(Figure contents as structured data)
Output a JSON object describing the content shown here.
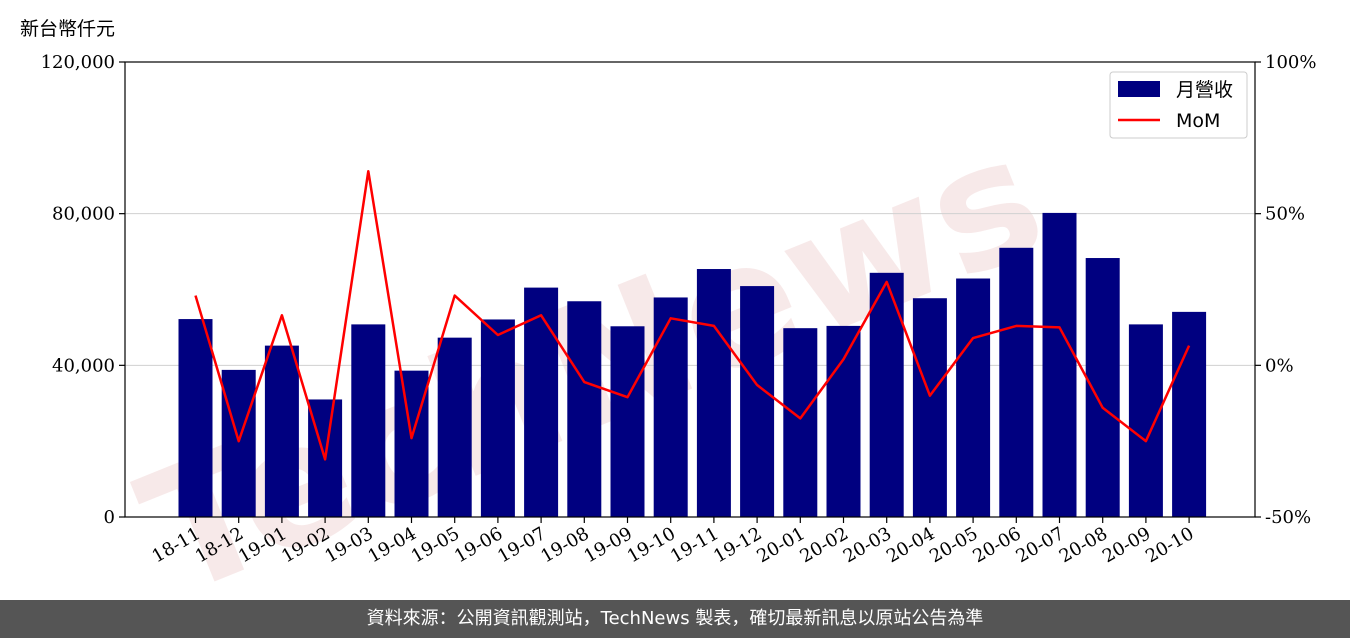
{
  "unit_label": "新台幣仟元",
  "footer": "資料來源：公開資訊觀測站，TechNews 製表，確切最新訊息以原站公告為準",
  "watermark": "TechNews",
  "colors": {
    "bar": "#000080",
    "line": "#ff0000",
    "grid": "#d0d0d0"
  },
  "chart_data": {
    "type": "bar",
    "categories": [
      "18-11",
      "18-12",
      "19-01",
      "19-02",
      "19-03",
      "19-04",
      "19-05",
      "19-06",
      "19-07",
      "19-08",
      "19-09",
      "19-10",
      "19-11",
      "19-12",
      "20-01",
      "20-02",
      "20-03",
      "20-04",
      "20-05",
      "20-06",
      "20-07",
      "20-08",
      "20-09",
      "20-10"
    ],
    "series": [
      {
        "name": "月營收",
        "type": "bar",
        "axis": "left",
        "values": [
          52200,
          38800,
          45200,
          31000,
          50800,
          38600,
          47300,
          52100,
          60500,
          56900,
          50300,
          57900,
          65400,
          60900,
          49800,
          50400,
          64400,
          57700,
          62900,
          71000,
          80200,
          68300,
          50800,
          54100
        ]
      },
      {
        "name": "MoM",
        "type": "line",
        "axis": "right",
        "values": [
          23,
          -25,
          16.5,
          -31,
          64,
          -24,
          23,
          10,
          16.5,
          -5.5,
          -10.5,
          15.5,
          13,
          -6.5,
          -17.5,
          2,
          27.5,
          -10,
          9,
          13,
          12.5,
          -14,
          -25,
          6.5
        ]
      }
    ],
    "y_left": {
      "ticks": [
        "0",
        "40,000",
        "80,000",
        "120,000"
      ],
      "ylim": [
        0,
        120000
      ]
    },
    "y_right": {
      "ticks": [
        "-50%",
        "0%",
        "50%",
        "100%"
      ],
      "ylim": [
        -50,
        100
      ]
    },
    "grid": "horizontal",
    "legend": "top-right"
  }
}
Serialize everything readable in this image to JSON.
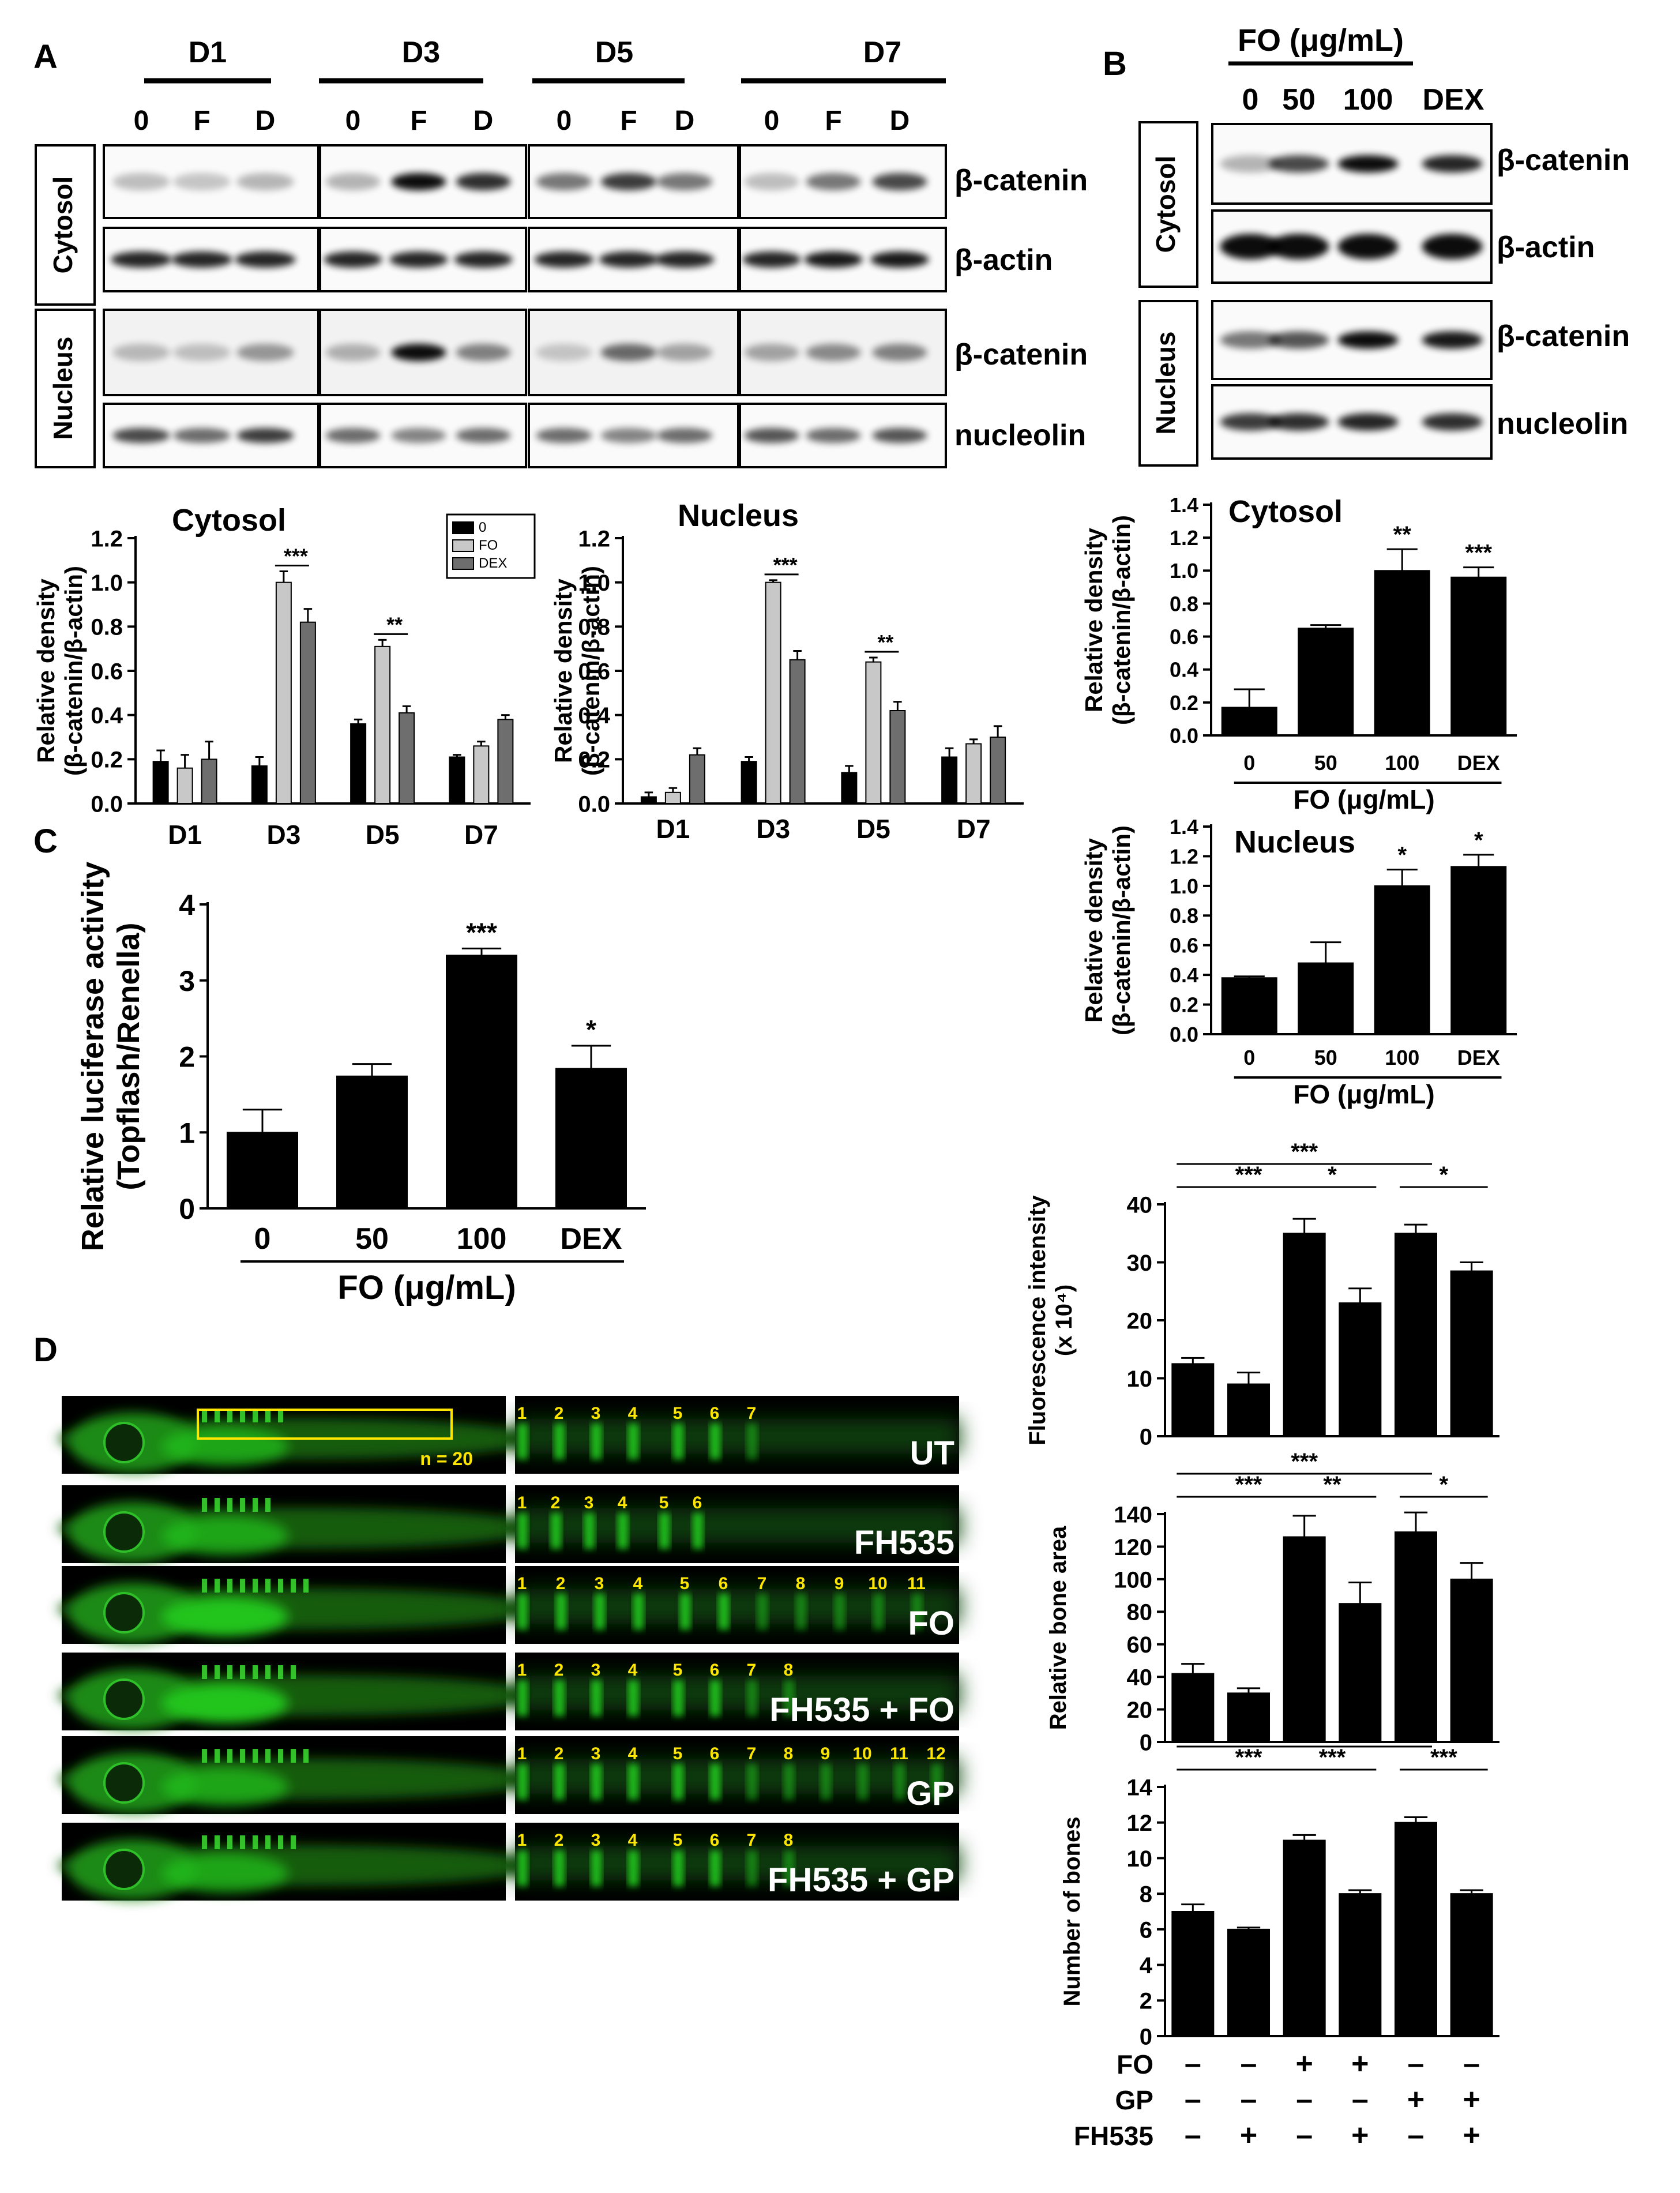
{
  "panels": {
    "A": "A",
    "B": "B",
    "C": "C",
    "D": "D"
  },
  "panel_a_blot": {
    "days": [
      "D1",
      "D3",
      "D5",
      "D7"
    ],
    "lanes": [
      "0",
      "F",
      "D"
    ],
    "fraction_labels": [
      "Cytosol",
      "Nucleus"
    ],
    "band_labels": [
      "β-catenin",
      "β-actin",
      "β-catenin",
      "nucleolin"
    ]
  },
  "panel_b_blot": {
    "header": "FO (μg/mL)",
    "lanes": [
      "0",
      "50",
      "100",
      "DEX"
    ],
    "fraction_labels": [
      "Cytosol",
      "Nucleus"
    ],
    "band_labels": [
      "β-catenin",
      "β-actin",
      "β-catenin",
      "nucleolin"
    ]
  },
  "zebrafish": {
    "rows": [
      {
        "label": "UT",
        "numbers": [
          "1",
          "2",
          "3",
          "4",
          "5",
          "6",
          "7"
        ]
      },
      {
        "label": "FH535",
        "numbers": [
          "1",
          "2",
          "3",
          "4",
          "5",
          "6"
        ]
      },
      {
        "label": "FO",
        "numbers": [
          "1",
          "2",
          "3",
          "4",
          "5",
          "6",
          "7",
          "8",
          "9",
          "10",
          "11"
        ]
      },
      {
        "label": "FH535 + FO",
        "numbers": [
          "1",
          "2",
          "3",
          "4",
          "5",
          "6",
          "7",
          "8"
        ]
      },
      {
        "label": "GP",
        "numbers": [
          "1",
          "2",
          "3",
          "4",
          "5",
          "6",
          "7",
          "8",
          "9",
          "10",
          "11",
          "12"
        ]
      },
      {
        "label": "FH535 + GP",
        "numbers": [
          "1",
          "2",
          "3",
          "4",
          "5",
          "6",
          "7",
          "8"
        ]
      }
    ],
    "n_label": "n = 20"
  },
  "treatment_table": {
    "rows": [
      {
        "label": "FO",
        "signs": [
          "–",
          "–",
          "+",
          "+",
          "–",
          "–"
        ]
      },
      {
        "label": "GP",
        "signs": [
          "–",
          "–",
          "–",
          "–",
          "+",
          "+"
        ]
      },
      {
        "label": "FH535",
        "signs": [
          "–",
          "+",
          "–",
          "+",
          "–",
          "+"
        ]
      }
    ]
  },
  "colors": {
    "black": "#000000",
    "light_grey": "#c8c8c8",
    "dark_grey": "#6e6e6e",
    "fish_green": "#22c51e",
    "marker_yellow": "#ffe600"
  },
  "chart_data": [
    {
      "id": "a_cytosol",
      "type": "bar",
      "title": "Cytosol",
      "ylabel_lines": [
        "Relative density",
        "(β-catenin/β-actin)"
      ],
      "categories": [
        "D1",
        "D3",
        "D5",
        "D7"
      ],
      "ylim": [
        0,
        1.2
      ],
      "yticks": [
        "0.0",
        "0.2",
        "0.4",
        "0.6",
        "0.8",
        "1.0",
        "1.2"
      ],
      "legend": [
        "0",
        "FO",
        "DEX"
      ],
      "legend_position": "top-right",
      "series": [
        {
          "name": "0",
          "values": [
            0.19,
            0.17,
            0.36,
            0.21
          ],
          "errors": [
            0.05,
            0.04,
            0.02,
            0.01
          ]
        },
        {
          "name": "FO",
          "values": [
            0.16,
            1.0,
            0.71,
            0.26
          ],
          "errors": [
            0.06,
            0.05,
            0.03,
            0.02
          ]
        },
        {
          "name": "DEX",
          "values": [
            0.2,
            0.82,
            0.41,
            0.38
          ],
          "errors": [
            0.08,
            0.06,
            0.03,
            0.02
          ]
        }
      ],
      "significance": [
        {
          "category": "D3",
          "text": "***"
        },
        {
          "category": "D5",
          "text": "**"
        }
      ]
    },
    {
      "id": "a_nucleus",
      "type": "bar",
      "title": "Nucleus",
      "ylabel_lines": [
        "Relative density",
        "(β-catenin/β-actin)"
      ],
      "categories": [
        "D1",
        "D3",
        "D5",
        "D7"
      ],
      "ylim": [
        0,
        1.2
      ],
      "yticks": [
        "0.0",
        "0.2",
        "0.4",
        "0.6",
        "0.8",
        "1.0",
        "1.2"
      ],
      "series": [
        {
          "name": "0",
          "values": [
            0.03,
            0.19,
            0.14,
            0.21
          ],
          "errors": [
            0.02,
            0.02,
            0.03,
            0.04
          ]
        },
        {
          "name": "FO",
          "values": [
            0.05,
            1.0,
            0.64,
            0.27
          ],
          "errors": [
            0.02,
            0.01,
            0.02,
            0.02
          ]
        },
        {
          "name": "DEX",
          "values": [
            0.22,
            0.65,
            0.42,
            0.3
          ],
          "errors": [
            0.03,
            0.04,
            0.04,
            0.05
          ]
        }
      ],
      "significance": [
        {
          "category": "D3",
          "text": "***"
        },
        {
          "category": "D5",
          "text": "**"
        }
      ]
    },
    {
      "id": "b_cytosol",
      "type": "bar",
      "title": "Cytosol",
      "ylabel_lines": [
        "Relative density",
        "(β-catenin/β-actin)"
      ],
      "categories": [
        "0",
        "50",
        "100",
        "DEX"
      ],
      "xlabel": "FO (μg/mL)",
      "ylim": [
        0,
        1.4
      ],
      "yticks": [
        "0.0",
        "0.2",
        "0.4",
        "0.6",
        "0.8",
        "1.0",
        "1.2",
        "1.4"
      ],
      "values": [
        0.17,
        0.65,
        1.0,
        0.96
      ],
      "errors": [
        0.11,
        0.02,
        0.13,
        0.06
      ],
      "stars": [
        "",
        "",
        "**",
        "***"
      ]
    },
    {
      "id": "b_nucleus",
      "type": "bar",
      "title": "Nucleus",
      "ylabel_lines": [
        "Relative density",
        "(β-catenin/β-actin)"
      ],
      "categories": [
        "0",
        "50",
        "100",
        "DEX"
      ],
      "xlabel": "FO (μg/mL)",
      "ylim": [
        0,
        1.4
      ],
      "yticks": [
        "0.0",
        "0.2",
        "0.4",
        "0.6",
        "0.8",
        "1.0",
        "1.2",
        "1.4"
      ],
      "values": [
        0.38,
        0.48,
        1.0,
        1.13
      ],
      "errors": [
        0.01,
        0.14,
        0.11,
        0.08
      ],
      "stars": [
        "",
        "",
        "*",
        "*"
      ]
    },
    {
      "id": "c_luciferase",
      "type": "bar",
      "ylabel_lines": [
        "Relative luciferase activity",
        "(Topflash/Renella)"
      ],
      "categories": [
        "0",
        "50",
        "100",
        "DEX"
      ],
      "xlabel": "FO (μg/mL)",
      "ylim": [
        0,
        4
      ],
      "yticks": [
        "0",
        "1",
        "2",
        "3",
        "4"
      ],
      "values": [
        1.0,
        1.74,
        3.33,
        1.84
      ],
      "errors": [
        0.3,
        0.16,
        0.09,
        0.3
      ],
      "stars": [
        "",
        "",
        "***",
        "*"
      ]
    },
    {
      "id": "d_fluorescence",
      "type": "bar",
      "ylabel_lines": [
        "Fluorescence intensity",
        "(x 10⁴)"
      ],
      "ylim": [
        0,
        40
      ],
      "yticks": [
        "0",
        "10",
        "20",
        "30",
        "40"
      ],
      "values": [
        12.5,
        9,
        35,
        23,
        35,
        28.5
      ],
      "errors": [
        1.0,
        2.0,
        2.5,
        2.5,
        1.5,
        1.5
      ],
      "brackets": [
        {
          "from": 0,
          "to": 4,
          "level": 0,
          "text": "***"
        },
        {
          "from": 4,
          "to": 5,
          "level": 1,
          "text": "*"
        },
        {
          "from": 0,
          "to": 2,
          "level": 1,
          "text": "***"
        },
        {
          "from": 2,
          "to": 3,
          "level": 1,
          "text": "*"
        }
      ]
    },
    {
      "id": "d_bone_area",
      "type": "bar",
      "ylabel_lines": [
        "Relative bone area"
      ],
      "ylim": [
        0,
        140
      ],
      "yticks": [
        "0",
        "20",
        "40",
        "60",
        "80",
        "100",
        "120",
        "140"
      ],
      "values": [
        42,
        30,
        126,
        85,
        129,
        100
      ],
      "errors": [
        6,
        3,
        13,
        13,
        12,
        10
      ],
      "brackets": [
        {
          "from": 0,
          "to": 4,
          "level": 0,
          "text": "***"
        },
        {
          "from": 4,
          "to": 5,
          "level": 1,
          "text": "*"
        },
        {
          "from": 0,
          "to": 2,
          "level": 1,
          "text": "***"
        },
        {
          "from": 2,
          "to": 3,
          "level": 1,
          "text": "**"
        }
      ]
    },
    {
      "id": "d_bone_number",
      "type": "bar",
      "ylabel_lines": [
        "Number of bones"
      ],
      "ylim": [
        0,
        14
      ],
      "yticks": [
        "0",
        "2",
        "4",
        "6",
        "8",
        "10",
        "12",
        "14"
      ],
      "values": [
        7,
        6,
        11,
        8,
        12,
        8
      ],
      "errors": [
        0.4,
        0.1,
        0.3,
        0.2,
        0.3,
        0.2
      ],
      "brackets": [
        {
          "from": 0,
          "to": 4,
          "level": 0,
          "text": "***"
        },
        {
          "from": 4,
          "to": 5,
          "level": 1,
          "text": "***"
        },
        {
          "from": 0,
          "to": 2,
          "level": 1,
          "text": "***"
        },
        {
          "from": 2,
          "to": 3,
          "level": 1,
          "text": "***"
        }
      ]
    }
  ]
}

Set exercise>
Above are some records. Report the number of their lines that include "JSON", and add nothing else.

Task output>
2